Dataset records ->

━━━━━━━━━━━━━━━━━━━━━━━━━━━━━━

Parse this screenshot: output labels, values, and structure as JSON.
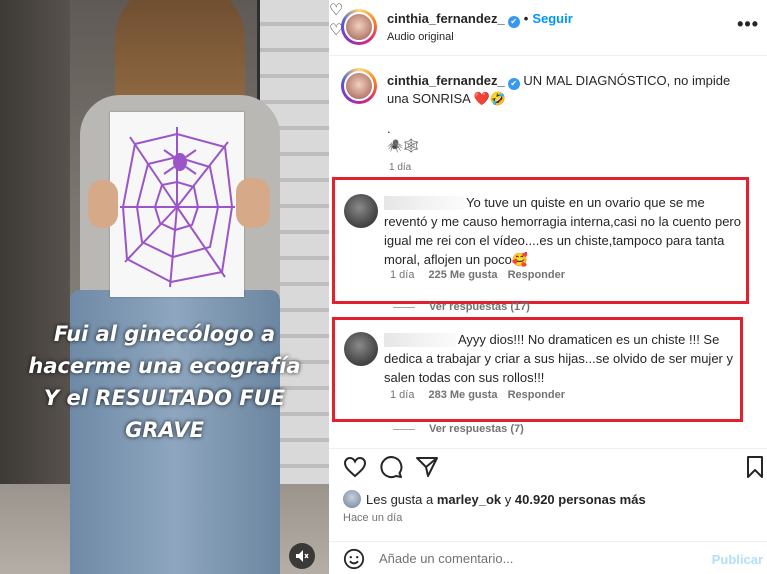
{
  "video": {
    "caption_lines": [
      "Fui al ginecólogo a",
      "hacerme una ecografía",
      "Y el RESULTADO FUE",
      "GRAVE"
    ],
    "mute_icon": "speaker-muted-icon"
  },
  "header": {
    "username": "cinthia_fernandez_",
    "verified_icon": "✔",
    "separator": "•",
    "follow_label": "Seguir",
    "audio_label": "Audio original",
    "more_label": "•••"
  },
  "post_caption": {
    "username": "cinthia_fernandez_",
    "verified_icon": "✔",
    "text": "UN MAL DIAGNÓSTICO, no impide una SONRISA ❤️🤣",
    "dot_line": ".",
    "emoji_line": "🕷️🕸️",
    "age": "1 día"
  },
  "comments": [
    {
      "text": "Yo tuve un quiste en un ovario que se me reventó y me causo hemorragia interna,casi no la cuento pero igual me rei con el vídeo....es un chiste,tampoco para tanta moral, aflojen un poco🥰",
      "age": "1 día",
      "likes": "225 Me gusta",
      "reply": "Responder",
      "view_replies": "Ver respuestas (17)",
      "heart_icon": "♡"
    },
    {
      "text": "Ayyy dios!!! No dramaticen es un chiste !!! Se dedica a trabajar y criar a sus hijas...se olvido de ser mujer y salen todas con sus rollos!!!",
      "age": "1 día",
      "likes": "283 Me gusta",
      "reply": "Responder",
      "view_replies": "Ver respuestas (7)",
      "heart_icon": "♡"
    }
  ],
  "actions": {
    "like_icon": "heart-icon",
    "comment_icon": "comment-icon",
    "share_icon": "share-icon",
    "save_icon": "bookmark-icon"
  },
  "likes_summary": {
    "prefix": "Les gusta a ",
    "user": "marley_ok",
    "middle": " y ",
    "count": "40.920 personas más"
  },
  "time_ago": "Hace un día",
  "comment_input": {
    "placeholder": "Añade un comentario...",
    "publish_label": "Publicar"
  },
  "colors": {
    "accent": "#0095f6",
    "highlight_border": "#e3202f",
    "publish_disabled": "#b2dffc"
  }
}
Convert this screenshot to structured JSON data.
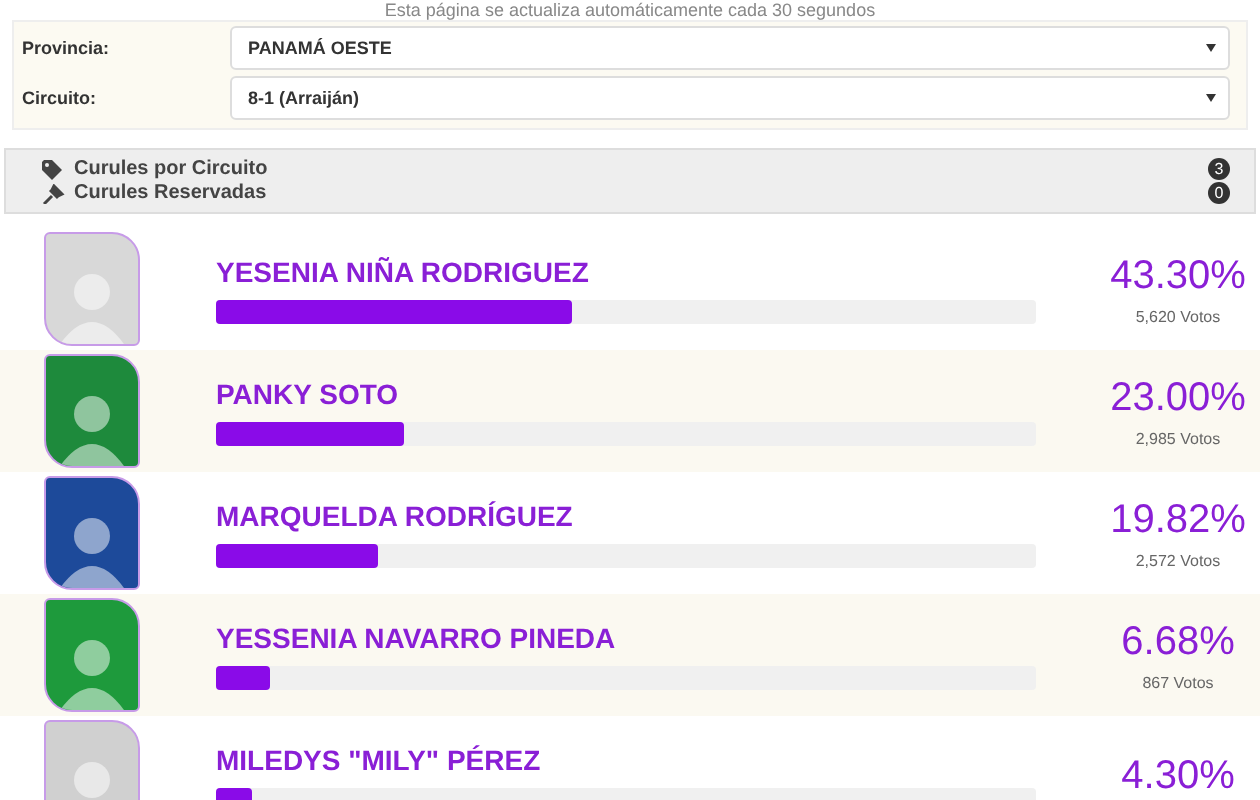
{
  "notice": "Esta página se actualiza automáticamente cada 30 segundos",
  "filters": [
    {
      "label": "Provincia:",
      "value": "PANAMÁ OESTE"
    },
    {
      "label": "Circuito:",
      "value": "8-1 (Arraiján)"
    }
  ],
  "summary": [
    {
      "kind": "tag",
      "label": "Curules por Circuito",
      "count": "3"
    },
    {
      "kind": "pin",
      "label": "Curules Reservadas",
      "count": "0"
    }
  ],
  "candidates": [
    {
      "name": "YESENIA NIÑA RODRIGUEZ",
      "level": 0.433,
      "percent": "43.30%",
      "votes": "5,620 Votos",
      "color": "#d8d8d8"
    },
    {
      "name": "PANKY SOTO",
      "level": 0.23,
      "percent": "23.00%",
      "votes": "2,985 Votos",
      "color": "#1e8a3c"
    },
    {
      "name": "MARQUELDA RODRÍGUEZ",
      "level": 0.1982,
      "percent": "19.82%",
      "votes": "2,572 Votos",
      "color": "#1d4a9a"
    },
    {
      "name": "YESSENIA NAVARRO PINEDA",
      "level": 0.0668,
      "percent": "6.68%",
      "votes": "867 Votos",
      "color": "#1e9a3c"
    },
    {
      "name": "MILEDYS \"MILY\" PÉREZ",
      "level": 0.043,
      "percent": "4.30%",
      "color": "#d0d0d0"
    }
  ]
}
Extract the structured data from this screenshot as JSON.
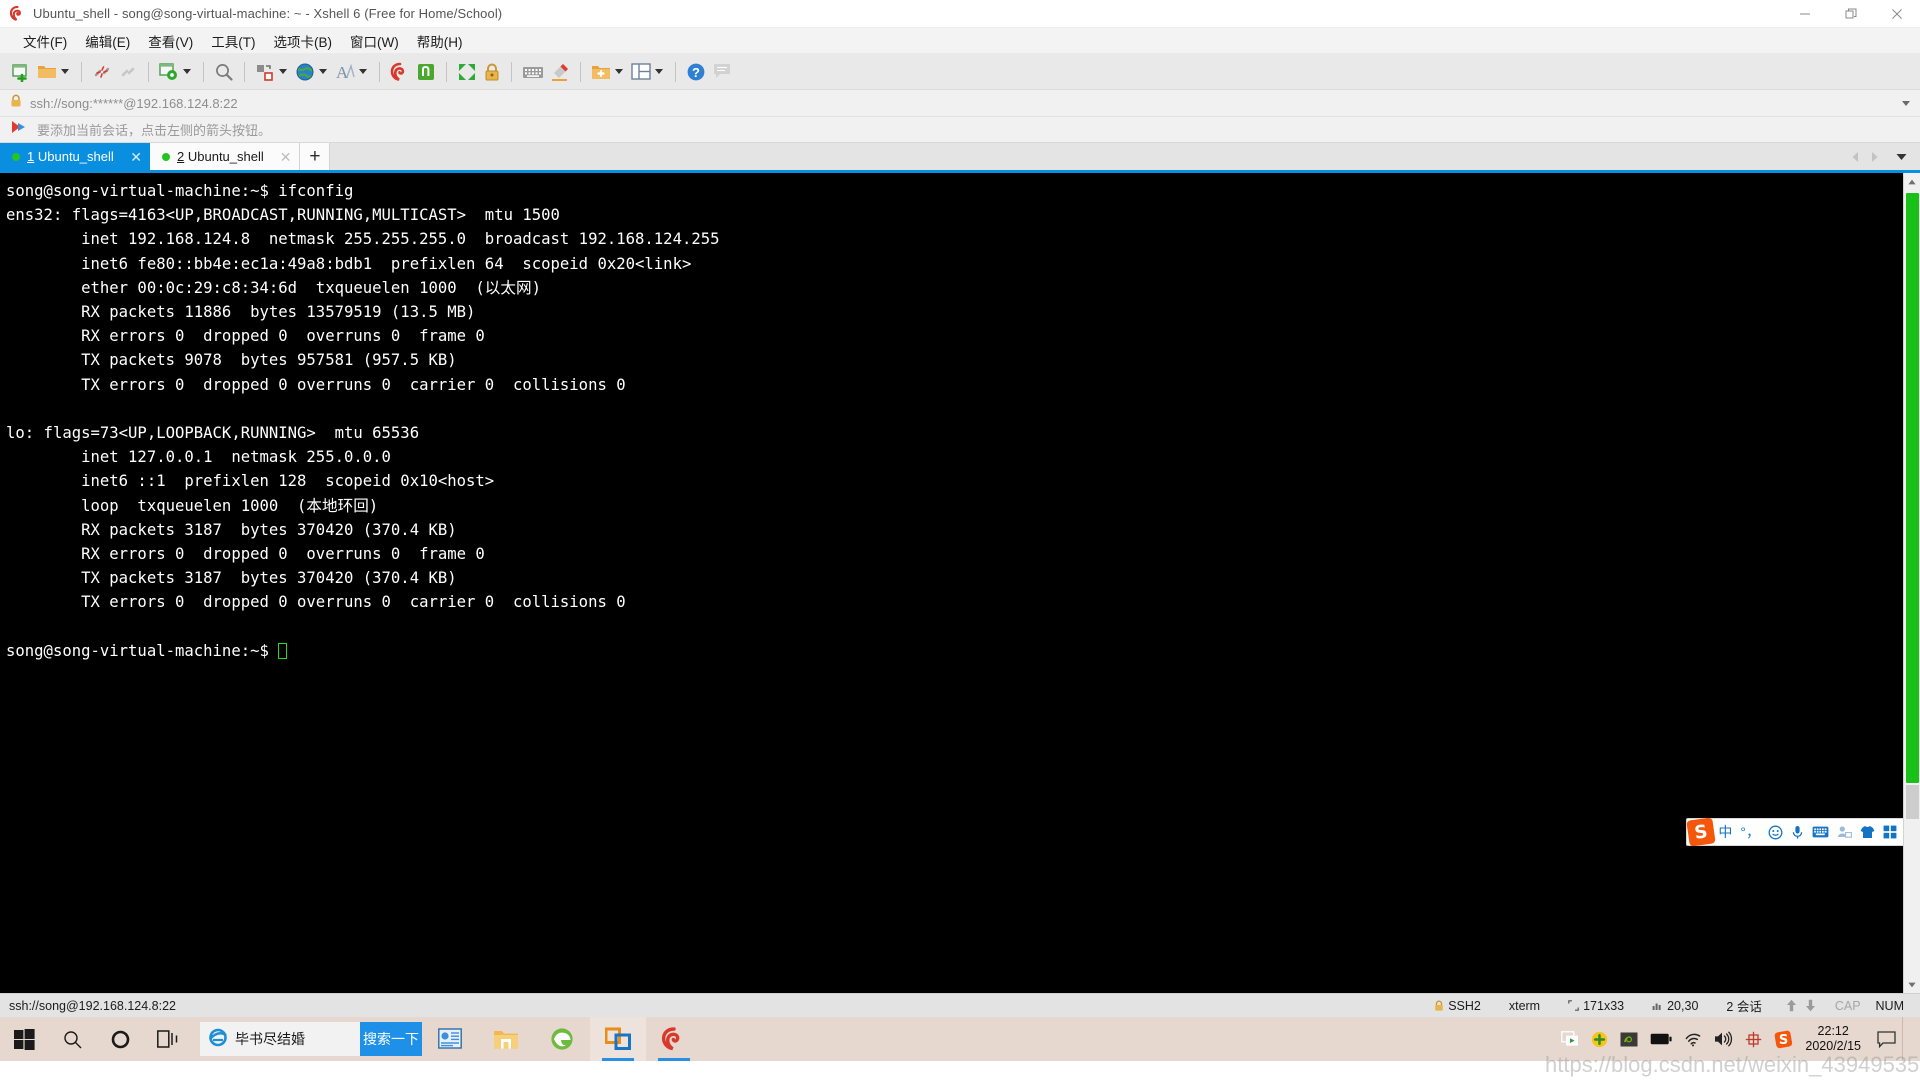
{
  "window": {
    "title": "Ubuntu_shell - song@song-virtual-machine: ~ - Xshell 6 (Free for Home/School)",
    "app_icon": "xshell-logo-icon",
    "minimize_label": "—",
    "restore_label": "❐",
    "close_label": "✕"
  },
  "menu": {
    "items": [
      {
        "label": "文件(F)",
        "name": "menu-file"
      },
      {
        "label": "编辑(E)",
        "name": "menu-edit"
      },
      {
        "label": "查看(V)",
        "name": "menu-view"
      },
      {
        "label": "工具(T)",
        "name": "menu-tools"
      },
      {
        "label": "选项卡(B)",
        "name": "menu-tabs"
      },
      {
        "label": "窗口(W)",
        "name": "menu-window"
      },
      {
        "label": "帮助(H)",
        "name": "menu-help"
      }
    ]
  },
  "toolbar": {
    "items": [
      "new-session-icon",
      "open-folder-icon",
      "disconnect-icon",
      "reconnect-icon",
      "session-properties-icon",
      "find-icon",
      "transfer-file-icon",
      "globe-icon",
      "font-icon",
      "xshell-icon",
      "green-app-icon",
      "fullscreen-icon",
      "lock-icon",
      "keyboard-icon",
      "highlight-icon",
      "add-folder-icon",
      "layout-icon",
      "help-icon",
      "chat-icon"
    ]
  },
  "address": {
    "lock_icon": "lock-icon",
    "value": "ssh://song:******@192.168.124.8:22",
    "dropdown_icon": "chevron-down-icon"
  },
  "hint": {
    "icon": "red-arrow-icon",
    "text": "要添加当前会话，点击左侧的箭头按钮。"
  },
  "tabs": {
    "items": [
      {
        "num": "1",
        "label": "Ubuntu_shell",
        "active": true,
        "close": "✕"
      },
      {
        "num": "2",
        "label": "Ubuntu_shell",
        "active": false,
        "close": "✕"
      }
    ],
    "add_label": "+",
    "prev_icon": "chevron-left-icon",
    "next_icon": "chevron-right-icon",
    "menu_icon": "chevron-down-icon"
  },
  "terminal": {
    "lines": [
      "song@song-virtual-machine:~$ ifconfig",
      "ens32: flags=4163<UP,BROADCAST,RUNNING,MULTICAST>  mtu 1500",
      "        inet 192.168.124.8  netmask 255.255.255.0  broadcast 192.168.124.255",
      "        inet6 fe80::bb4e:ec1a:49a8:bdb1  prefixlen 64  scopeid 0x20<link>",
      "        ether 00:0c:29:c8:34:6d  txqueuelen 1000  (以太网)",
      "        RX packets 11886  bytes 13579519 (13.5 MB)",
      "        RX errors 0  dropped 0  overruns 0  frame 0",
      "        TX packets 9078  bytes 957581 (957.5 KB)",
      "        TX errors 0  dropped 0 overruns 0  carrier 0  collisions 0",
      "",
      "lo: flags=73<UP,LOOPBACK,RUNNING>  mtu 65536",
      "        inet 127.0.0.1  netmask 255.0.0.0",
      "        inet6 ::1  prefixlen 128  scopeid 0x10<host>",
      "        loop  txqueuelen 1000  (本地环回)",
      "        RX packets 3187  bytes 370420 (370.4 KB)",
      "        RX errors 0  dropped 0  overruns 0  frame 0",
      "        TX packets 3187  bytes 370420 (370.4 KB)",
      "        TX errors 0  dropped 0 overruns 0  carrier 0  collisions 0",
      "",
      "song@song-virtual-machine:~$ "
    ],
    "bg_color": "#000000",
    "fg_color": "#ffffff",
    "cursor_color": "#19e019"
  },
  "ime": {
    "logo": "S",
    "items": [
      "中",
      "°，",
      "smiley-icon",
      "microphone-icon",
      "keyboard-icon",
      "user-icon",
      "skin-icon",
      "apps-icon"
    ]
  },
  "statusbar": {
    "left": "ssh://song@192.168.124.8:22",
    "protocol_icon": "lock-icon",
    "protocol": "SSH2",
    "terminal_type": "xterm",
    "size_icon": "size-icon",
    "size": "171x33",
    "cursor_icon": "cursor-icon",
    "cursor_pos": "20,30",
    "sessions": "2 会话",
    "up_icon": "arrow-up-icon",
    "down_icon": "arrow-down-icon",
    "cap": "CAP",
    "num": "NUM"
  },
  "taskbar": {
    "start_icon": "windows-start-icon",
    "search_icon": "search-icon",
    "cortana_icon": "cortana-icon",
    "taskview_icon": "task-view-icon",
    "search_box": {
      "icon": "ie-icon",
      "value": "毕书尽结婚",
      "go_label": "搜索一下"
    },
    "apps": [
      {
        "icon": "presentation-icon",
        "name": "taskbar-app-wps"
      },
      {
        "icon": "folder-icon",
        "name": "taskbar-app-explorer"
      },
      {
        "icon": "edge-icon",
        "name": "taskbar-app-edge"
      },
      {
        "icon": "vmware-icon",
        "name": "taskbar-app-vmware"
      },
      {
        "icon": "xshell-icon",
        "name": "taskbar-app-xshell"
      }
    ],
    "tray": [
      "screencast-icon",
      "update-icon",
      "nvidia-icon",
      "battery-icon",
      "wifi-icon",
      "volume-icon",
      "ime-mode-icon",
      "sogou-icon"
    ],
    "clock_time": "22:12",
    "clock_date": "2020/2/15",
    "notifications_icon": "notification-icon"
  },
  "watermark": "https://blog.csdn.net/weixin_43949535"
}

━━━━━━━━━━━━━━━━━━━━━━━━━━━━━━

Task to carry out -> Determine how many lines in the listing above hold the word "left", answering with the number only.

Task output -> 2